Identify all lines in the data containing the string "missing". Copy them out.

Stored data:
▼

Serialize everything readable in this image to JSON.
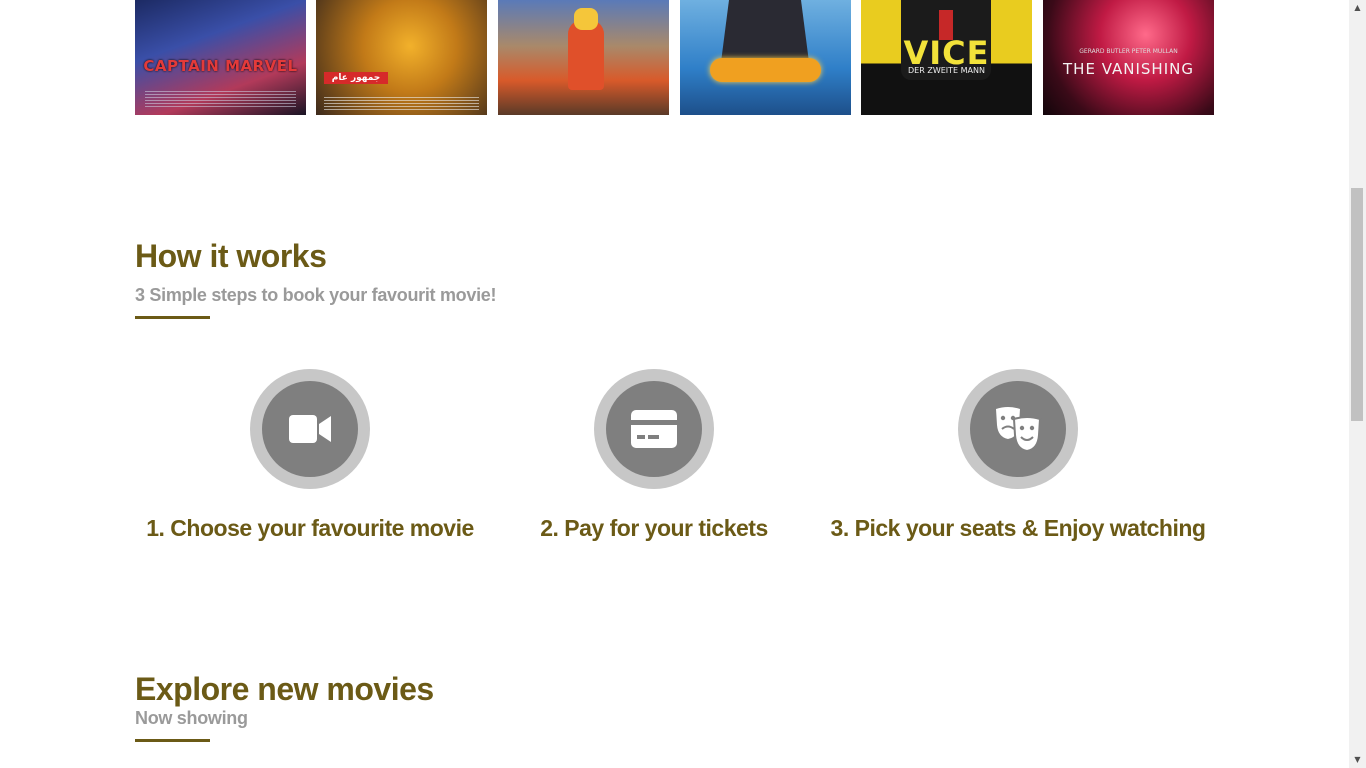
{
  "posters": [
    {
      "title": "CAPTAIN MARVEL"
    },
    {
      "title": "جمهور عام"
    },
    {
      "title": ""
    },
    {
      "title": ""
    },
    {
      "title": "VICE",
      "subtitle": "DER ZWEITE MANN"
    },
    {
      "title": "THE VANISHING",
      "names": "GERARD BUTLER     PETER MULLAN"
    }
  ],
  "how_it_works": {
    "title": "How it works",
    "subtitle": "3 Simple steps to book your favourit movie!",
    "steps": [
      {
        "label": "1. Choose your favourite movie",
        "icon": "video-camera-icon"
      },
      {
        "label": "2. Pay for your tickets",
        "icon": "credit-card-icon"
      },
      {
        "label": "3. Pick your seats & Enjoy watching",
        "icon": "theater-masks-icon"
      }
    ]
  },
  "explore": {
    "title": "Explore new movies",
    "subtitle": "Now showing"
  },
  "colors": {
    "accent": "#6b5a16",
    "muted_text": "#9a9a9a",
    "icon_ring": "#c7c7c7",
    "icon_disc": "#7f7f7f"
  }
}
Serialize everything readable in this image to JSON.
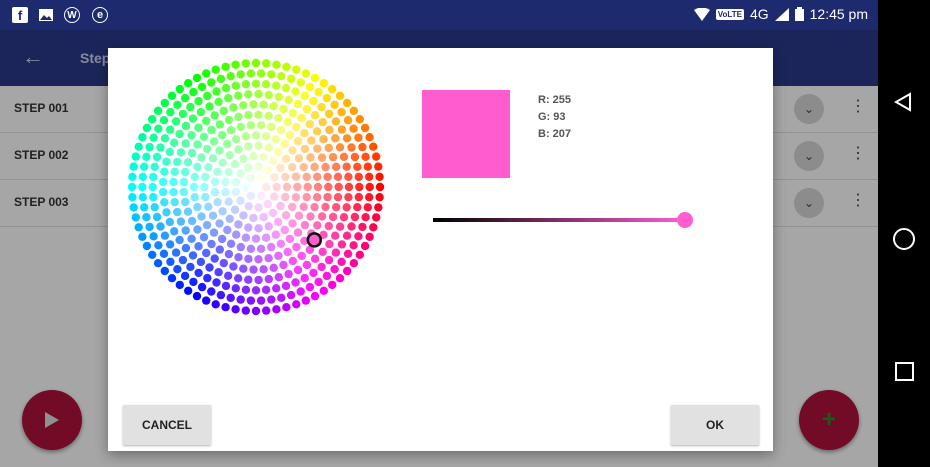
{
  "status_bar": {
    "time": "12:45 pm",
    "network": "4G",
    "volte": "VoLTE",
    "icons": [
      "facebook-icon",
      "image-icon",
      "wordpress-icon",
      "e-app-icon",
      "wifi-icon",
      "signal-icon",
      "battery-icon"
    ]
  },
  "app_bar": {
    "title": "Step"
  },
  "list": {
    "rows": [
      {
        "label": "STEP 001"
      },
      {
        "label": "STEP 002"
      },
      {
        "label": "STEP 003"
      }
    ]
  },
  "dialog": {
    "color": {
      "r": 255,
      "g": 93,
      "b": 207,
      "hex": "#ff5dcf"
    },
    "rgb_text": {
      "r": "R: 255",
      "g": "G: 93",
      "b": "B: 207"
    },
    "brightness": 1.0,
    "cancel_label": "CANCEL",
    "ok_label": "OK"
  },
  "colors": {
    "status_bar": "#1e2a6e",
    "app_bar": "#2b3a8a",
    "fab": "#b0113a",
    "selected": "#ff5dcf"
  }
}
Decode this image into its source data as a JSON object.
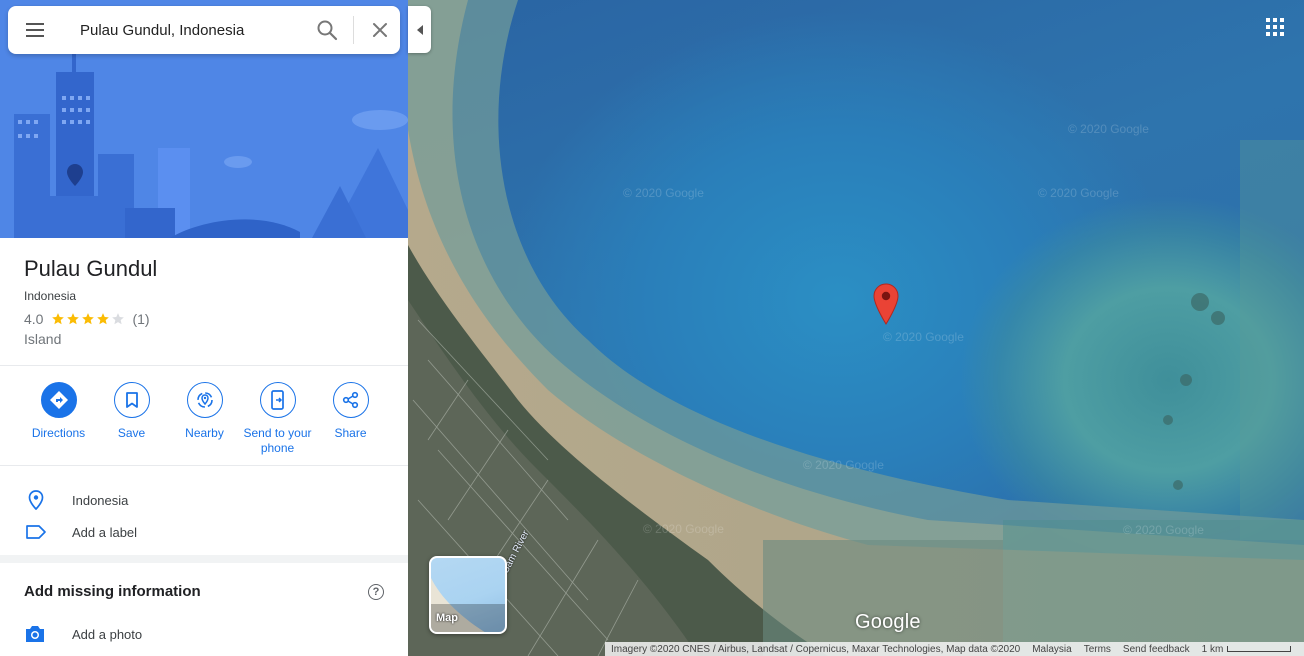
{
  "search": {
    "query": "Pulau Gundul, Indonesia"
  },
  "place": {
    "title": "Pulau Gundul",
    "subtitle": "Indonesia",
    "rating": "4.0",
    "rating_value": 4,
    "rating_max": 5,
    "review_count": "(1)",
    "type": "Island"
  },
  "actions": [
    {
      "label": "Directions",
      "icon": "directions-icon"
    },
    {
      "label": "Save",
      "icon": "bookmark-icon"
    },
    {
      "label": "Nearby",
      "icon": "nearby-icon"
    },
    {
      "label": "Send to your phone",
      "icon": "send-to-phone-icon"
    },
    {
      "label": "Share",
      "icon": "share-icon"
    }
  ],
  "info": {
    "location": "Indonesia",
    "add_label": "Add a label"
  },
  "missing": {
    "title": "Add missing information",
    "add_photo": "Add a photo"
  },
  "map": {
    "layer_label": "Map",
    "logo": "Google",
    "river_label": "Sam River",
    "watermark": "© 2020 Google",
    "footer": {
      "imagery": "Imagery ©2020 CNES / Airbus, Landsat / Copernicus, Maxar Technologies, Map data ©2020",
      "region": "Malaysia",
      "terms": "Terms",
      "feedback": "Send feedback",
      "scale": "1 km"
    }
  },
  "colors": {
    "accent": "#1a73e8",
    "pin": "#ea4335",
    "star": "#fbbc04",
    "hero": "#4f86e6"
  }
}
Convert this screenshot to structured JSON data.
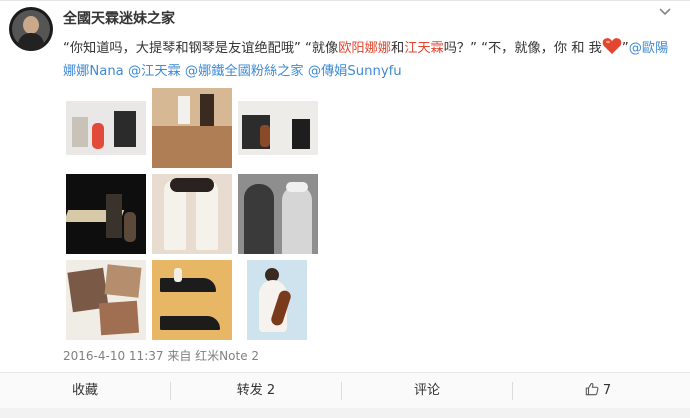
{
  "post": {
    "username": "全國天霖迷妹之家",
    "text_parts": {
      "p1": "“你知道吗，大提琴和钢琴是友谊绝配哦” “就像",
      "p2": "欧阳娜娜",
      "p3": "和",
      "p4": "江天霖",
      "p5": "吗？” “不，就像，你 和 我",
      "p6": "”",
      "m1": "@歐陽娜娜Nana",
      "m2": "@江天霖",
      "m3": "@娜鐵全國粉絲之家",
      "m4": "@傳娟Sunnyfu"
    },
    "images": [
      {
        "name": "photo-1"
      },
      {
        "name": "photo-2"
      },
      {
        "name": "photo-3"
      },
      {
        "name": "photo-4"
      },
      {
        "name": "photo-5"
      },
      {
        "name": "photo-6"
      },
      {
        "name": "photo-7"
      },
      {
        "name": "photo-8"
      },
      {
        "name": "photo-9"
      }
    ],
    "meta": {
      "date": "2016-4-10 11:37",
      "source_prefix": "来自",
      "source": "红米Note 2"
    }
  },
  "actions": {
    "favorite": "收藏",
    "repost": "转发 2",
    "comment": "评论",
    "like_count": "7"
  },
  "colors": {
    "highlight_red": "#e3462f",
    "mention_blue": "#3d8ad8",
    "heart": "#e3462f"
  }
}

▲

◆ RESPONSE TO THIS TASK
  "missing": {
    "title": "Add missing information",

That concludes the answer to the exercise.